- Task goal:
Check every line in the records below for the word "background" and report how many have it, nothing more.

start Input material

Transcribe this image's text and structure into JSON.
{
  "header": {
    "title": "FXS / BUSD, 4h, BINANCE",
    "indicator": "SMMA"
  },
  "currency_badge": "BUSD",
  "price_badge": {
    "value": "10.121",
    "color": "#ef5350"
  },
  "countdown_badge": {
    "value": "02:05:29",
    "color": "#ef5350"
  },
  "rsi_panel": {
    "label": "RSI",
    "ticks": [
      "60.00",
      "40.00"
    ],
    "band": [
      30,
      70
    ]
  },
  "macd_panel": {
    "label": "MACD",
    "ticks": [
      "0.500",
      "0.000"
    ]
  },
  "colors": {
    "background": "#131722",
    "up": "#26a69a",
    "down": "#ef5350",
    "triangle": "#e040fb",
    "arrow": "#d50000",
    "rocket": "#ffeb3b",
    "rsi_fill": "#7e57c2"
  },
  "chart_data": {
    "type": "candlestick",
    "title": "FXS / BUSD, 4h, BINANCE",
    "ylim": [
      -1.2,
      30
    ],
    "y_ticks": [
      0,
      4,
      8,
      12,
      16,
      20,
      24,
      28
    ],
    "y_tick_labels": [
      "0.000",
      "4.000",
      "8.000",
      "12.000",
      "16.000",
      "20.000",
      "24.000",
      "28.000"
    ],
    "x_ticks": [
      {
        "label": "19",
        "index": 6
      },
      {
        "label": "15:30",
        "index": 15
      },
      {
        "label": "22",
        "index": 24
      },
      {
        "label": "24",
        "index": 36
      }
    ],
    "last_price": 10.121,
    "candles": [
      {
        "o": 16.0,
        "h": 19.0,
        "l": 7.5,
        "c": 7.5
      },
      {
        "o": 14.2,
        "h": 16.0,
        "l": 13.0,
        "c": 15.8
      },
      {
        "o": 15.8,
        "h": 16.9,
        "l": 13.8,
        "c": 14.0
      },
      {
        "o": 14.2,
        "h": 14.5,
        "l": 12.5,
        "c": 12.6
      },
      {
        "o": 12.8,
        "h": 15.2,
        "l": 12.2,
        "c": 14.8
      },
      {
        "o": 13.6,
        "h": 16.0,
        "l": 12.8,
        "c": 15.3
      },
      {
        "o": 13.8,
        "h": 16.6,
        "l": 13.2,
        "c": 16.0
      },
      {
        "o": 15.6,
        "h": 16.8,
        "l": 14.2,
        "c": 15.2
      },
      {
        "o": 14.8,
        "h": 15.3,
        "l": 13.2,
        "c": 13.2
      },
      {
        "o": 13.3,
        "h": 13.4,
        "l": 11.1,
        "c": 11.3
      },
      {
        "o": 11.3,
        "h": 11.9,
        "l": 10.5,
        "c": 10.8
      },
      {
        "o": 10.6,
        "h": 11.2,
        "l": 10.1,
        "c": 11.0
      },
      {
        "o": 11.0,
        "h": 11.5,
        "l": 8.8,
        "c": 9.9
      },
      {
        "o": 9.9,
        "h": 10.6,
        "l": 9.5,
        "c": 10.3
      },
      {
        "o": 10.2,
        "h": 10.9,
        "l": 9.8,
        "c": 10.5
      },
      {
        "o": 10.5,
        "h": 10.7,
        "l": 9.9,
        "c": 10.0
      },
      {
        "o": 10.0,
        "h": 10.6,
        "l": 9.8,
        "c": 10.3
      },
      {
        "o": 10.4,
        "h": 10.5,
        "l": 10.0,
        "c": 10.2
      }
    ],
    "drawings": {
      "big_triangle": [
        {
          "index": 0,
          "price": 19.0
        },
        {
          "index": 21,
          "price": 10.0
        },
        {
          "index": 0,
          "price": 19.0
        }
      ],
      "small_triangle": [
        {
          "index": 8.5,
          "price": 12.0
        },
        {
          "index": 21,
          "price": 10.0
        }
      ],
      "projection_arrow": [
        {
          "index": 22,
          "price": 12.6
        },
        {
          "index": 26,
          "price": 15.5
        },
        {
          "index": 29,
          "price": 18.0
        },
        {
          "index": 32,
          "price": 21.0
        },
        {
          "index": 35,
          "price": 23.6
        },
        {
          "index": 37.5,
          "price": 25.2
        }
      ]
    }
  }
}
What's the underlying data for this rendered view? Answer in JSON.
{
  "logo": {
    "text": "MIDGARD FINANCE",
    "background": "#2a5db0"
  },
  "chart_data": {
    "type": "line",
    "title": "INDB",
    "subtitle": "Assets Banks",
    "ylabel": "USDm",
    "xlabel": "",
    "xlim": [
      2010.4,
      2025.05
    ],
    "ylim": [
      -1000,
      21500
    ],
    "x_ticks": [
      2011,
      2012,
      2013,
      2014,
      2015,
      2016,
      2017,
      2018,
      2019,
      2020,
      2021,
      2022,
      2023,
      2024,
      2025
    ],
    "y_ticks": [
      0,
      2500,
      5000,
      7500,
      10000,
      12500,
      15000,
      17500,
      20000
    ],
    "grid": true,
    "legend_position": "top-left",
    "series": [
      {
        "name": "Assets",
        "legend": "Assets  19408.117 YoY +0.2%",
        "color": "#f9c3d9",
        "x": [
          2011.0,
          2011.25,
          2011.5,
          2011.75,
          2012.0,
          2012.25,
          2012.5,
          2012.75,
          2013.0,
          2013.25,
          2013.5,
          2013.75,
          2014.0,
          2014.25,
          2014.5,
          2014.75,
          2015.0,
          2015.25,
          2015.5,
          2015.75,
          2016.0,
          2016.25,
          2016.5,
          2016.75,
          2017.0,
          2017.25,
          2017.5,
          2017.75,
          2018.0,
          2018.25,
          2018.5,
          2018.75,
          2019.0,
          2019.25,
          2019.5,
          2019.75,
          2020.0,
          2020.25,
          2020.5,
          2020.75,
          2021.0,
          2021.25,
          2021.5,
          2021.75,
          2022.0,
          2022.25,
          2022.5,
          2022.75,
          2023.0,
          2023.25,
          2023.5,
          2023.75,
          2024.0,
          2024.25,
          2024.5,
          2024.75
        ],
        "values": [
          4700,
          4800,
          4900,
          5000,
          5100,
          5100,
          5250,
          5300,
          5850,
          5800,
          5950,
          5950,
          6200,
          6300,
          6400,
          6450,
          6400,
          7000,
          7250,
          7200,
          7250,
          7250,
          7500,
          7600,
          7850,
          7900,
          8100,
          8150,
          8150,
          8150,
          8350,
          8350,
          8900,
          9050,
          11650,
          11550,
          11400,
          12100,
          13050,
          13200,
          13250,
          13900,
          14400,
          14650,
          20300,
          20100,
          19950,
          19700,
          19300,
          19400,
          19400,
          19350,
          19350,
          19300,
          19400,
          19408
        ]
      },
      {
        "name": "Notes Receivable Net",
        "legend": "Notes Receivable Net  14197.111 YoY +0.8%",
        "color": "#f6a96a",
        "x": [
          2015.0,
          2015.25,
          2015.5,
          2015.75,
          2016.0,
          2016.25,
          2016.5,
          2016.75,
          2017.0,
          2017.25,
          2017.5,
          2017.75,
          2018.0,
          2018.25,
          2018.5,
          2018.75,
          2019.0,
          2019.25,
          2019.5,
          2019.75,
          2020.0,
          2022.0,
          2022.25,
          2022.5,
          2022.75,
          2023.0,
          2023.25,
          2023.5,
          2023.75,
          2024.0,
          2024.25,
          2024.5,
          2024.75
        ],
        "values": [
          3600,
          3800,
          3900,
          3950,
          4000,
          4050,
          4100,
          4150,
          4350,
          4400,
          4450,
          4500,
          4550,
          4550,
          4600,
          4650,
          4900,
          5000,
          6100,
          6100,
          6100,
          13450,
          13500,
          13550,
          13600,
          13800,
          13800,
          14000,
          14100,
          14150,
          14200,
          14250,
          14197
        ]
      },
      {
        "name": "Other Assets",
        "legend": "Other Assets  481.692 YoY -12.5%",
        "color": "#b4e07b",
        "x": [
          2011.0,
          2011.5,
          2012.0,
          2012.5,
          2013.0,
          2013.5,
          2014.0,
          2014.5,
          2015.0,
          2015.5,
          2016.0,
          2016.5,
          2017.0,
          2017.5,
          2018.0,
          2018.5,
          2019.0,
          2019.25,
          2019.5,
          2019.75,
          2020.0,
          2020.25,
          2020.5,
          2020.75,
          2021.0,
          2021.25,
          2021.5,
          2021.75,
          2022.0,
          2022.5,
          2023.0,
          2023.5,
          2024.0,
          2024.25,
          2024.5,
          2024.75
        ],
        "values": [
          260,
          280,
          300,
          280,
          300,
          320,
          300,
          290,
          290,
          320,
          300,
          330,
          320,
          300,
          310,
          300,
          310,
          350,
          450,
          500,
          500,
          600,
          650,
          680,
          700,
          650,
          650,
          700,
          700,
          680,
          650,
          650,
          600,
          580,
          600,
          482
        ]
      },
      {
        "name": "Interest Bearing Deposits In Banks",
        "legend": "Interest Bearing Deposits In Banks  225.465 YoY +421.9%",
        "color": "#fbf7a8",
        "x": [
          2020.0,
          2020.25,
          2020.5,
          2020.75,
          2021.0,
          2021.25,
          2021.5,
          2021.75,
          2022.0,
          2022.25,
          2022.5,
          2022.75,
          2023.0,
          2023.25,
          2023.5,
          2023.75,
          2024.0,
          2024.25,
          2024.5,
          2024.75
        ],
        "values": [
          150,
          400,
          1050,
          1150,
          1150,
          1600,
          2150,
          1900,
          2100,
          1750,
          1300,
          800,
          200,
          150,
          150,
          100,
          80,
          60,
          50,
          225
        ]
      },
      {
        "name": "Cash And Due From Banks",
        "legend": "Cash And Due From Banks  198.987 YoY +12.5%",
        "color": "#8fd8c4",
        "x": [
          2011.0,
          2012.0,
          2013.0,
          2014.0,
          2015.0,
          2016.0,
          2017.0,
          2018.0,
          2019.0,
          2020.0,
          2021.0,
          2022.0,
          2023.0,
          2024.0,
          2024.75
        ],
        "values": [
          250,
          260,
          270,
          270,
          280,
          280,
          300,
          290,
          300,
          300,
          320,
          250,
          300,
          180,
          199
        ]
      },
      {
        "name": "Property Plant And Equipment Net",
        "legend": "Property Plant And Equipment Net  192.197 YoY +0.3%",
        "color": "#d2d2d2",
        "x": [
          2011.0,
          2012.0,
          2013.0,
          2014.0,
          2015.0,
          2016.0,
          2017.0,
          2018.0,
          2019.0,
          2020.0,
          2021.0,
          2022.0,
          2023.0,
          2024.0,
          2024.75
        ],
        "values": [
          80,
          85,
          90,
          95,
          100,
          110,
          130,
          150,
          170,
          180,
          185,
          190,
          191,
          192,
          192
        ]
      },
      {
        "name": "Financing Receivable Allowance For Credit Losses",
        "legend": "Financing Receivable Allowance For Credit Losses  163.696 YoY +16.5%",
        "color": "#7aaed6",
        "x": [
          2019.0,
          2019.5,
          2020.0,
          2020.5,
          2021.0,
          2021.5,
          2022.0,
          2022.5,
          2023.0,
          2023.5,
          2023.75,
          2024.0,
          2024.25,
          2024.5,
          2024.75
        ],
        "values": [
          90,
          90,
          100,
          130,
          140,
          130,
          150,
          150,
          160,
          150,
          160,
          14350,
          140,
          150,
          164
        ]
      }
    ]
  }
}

end Input material

- Solution:
2